> **Given exercise**
Using the data beneath, show every line that includes the word "name".

______________________________

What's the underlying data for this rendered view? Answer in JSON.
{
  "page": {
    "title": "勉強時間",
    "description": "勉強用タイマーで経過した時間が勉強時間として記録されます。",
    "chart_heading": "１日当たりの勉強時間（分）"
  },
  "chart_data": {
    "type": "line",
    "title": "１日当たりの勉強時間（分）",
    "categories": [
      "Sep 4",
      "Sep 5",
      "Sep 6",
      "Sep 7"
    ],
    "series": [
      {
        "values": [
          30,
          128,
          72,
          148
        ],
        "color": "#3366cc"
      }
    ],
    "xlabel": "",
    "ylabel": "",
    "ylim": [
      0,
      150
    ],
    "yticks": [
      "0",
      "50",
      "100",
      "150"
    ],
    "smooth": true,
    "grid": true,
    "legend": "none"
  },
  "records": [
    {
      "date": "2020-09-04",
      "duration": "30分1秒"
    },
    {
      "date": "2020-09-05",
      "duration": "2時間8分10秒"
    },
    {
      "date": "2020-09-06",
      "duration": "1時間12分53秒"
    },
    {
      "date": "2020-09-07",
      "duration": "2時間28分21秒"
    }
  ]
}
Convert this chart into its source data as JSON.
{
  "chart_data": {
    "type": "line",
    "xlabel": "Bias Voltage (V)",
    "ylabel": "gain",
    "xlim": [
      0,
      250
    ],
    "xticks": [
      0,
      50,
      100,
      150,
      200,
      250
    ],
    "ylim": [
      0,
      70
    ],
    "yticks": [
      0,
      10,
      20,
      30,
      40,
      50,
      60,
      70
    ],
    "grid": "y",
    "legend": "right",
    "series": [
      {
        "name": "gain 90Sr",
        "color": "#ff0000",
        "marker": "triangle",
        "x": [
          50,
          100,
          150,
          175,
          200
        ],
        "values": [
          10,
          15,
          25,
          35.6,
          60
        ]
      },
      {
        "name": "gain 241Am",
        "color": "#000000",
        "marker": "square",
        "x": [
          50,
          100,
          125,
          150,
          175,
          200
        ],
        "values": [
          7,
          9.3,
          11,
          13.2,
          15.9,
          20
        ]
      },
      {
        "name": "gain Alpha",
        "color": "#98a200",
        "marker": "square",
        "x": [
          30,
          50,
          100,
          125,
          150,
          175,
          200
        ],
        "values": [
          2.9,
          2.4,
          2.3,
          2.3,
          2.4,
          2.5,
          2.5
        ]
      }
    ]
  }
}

______________________________

> **Reply**
        "name": "gain 90Sr",
        "name": "gain 241Am",
        "name": "gain Alpha",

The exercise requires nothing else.